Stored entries
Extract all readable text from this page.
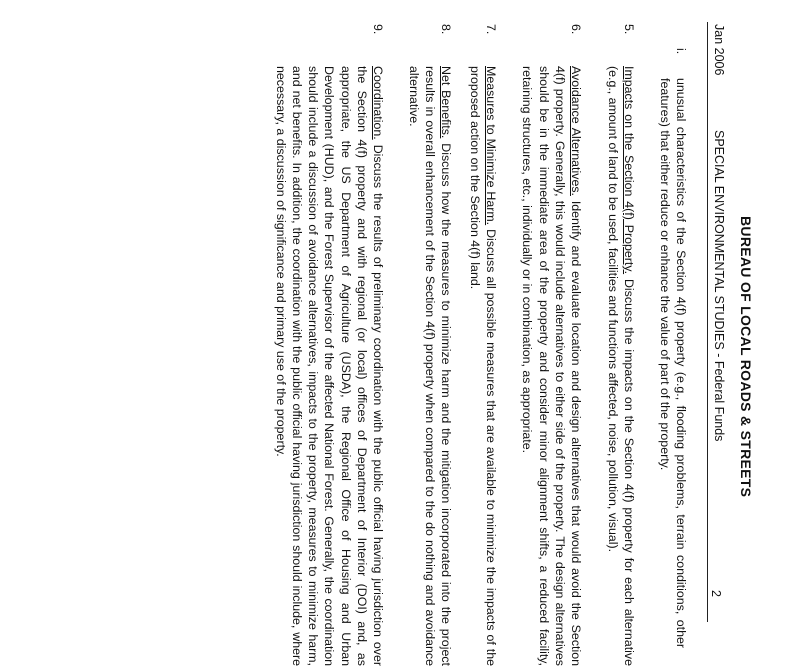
BUREAU OF LOCAL ROADS & STREETS
Jan 2006
SPECIAL ENVIRONMENTAL STUDIES - Federal Funds
2
i.
unusual characteristics of the Section 4(f) property (e.g., flooding problems, terrain conditions, other features) that either reduce or enhance the value of part of the property.
5.
Impacts on the Section 4(f) Property. Discuss the impacts on the Section 4(f) property for each alternative (e.g., amount of land to be used, facilities and functions affected, noise, pollution, visual).
6.
Avoidance Alternatives. Identify and evaluate location and design alternatives that would avoid the Section 4(f) property. Generally, this would include alternatives to either side of the property. The design alternatives should be in the immediate area of the property and consider minor alignment shifts, a reduced facility, retaining structures, etc., individually or in combination, as appropriate.
7.
Measures to Minimize Harm. Discuss all possible measures that are available to minimize the impacts of the proposed action on the Section 4(f) land.
8.
Net Benefits. Discuss how the measures to minimize harm and the mitigation incorporated into the project results in overall enhancement of the Section 4(f) property when compared to the do nothing and avoidance alternative.
9.
Coordination. Discuss the results of preliminary coordination with the public official having jurisdiction over the Section 4(f) property and with regional (or local) offices of Department of Interior (DOI) and, as appropriate, the US Department of Agriculture (USDA), the Regional Office of Housing and Urban Development (HUD), and the Forest Supervisor of the affected National Forest. Generally, the coordination should include a discussion of avoidance alternatives, impacts to the property, measures to minimize harm, and net benefits. In addition, the coordination with the public official having jurisdiction should include, where necessary, a discussion of significance and primary use of the property.
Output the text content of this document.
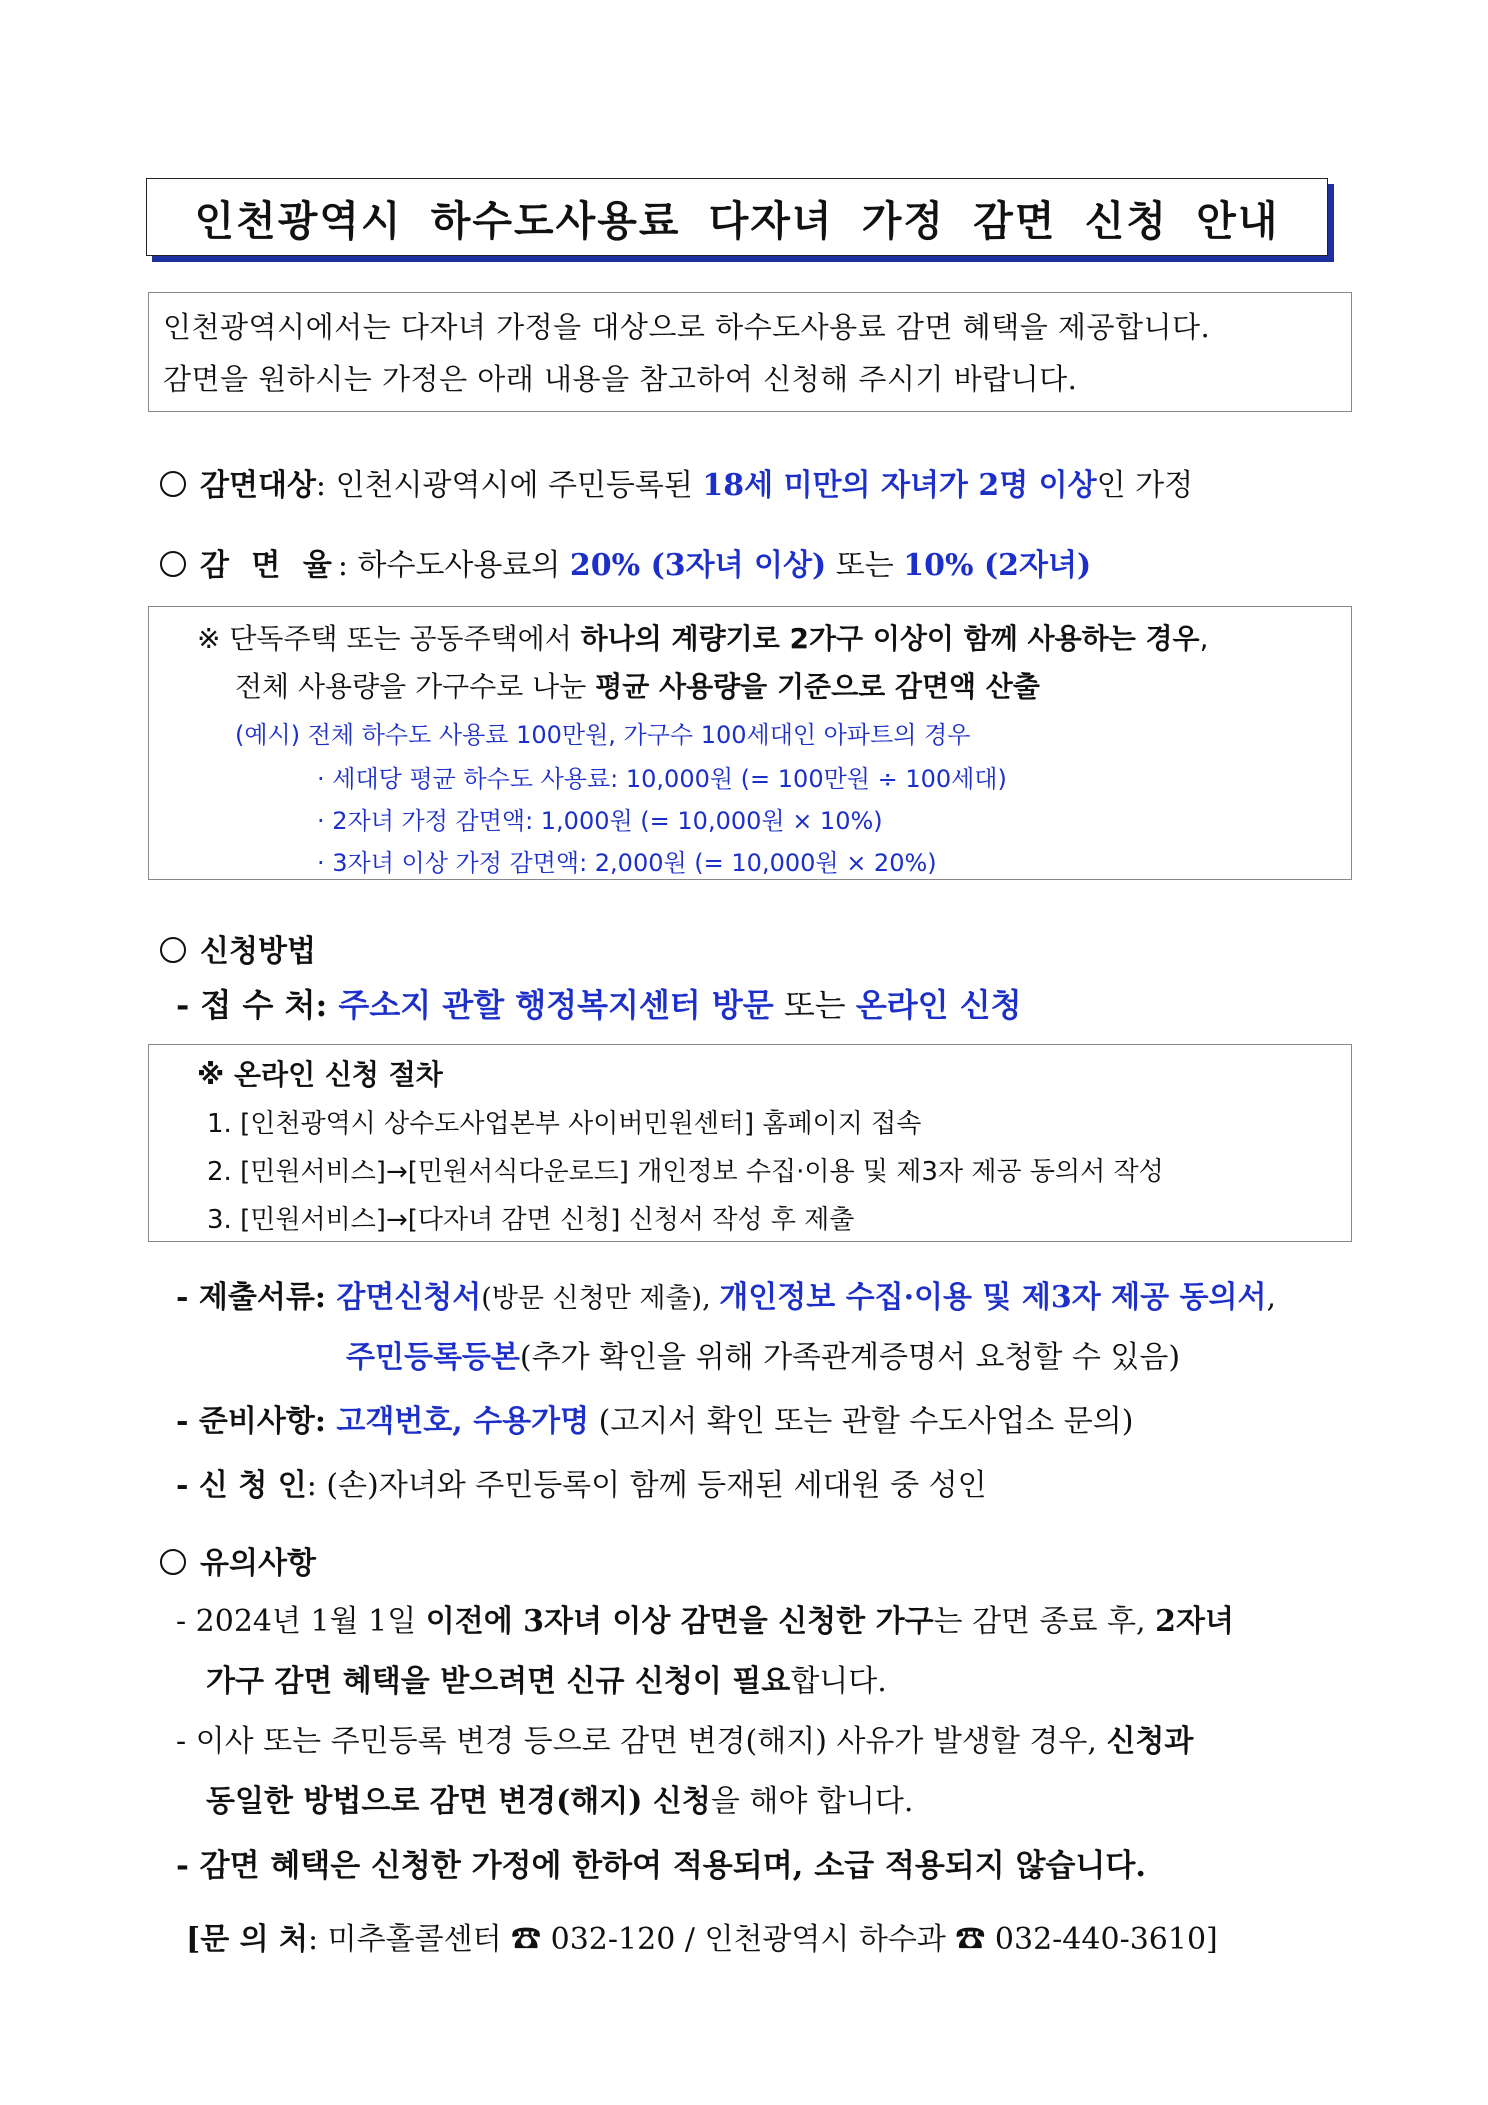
인천광역시 하수도사용료 다자녀 가정 감면 신청 안내
인천광역시에서는 다자녀 가정을 대상으로 하수도사용료 감면 혜택을 제공합니다.
감면을 원하시는 가정은 아래 내용을 참고하여 신청해 주시기 바랍니다.
감면대상: 인천시광역시에 주민등록된 18세 미만의 자녀가 2명 이상인 가정
감 면 율: 하수도사용료의 20% (3자녀 이상) 또는 10% (2자녀)
※ 단독주택 또는 공동주택에서 하나의 계량기로 2가구 이상이 함께 사용하는 경우,
전체 사용량을 가구수로 나눈 평균 사용량을 기준으로 감면액 산출
(예시) 전체 하수도 사용료 100만원, 가구수 100세대인 아파트의 경우
· 세대당 평균 하수도 사용료: 10,000원 (= 100만원 ÷ 100세대)
· 2자녀 가정 감면액: 1,000원 (= 10,000원 × 10%)
· 3자녀 이상 가정 감면액: 2,000원 (= 10,000원 × 20%)
신청방법
- 접 수 처: 주소지 관할 행정복지센터 방문 또는 온라인 신청
※ 온라인 신청 절차
1. [인천광역시 상수도사업본부 사이버민원센터] 홈페이지 접속
2. [민원서비스]→[민원서식다운로드] 개인정보 수집·이용 및 제3자 제공 동의서 작성
3. [민원서비스]→[다자녀 감면 신청] 신청서 작성 후 제출
- 제출서류: 감면신청서(방문 신청만 제출), 개인정보 수집·이용 및 제3자 제공 동의서,
주민등록등본(추가 확인을 위해 가족관계증명서 요청할 수 있음)
- 준비사항: 고객번호, 수용가명 (고지서 확인 또는 관할 수도사업소 문의)
- 신 청 인: (손)자녀와 주민등록이 함께 등재된 세대원 중 성인
유의사항
- 2024년 1월 1일 이전에 3자녀 이상 감면을 신청한 가구는 감면 종료 후, 2자녀
가구 감면 혜택을 받으려면 신규 신청이 필요합니다.
- 이사 또는 주민등록 변경 등으로 감면 변경(해지) 사유가 발생할 경우, 신청과
동일한 방법으로 감면 변경(해지) 신청을 해야 합니다.
- 감면 혜택은 신청한 가정에 한하여 적용되며, 소급 적용되지 않습니다.
[문 의 처: 미추홀콜센터 ☎ 032-120 / 인천광역시 하수과 ☎ 032-440-3610]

■ REQUIREMENTS ■
Find out how many lines in the listing contain the string "개인정보". Give the number alone.

■ SOLUTION FOR THIS EXERCISE ■
2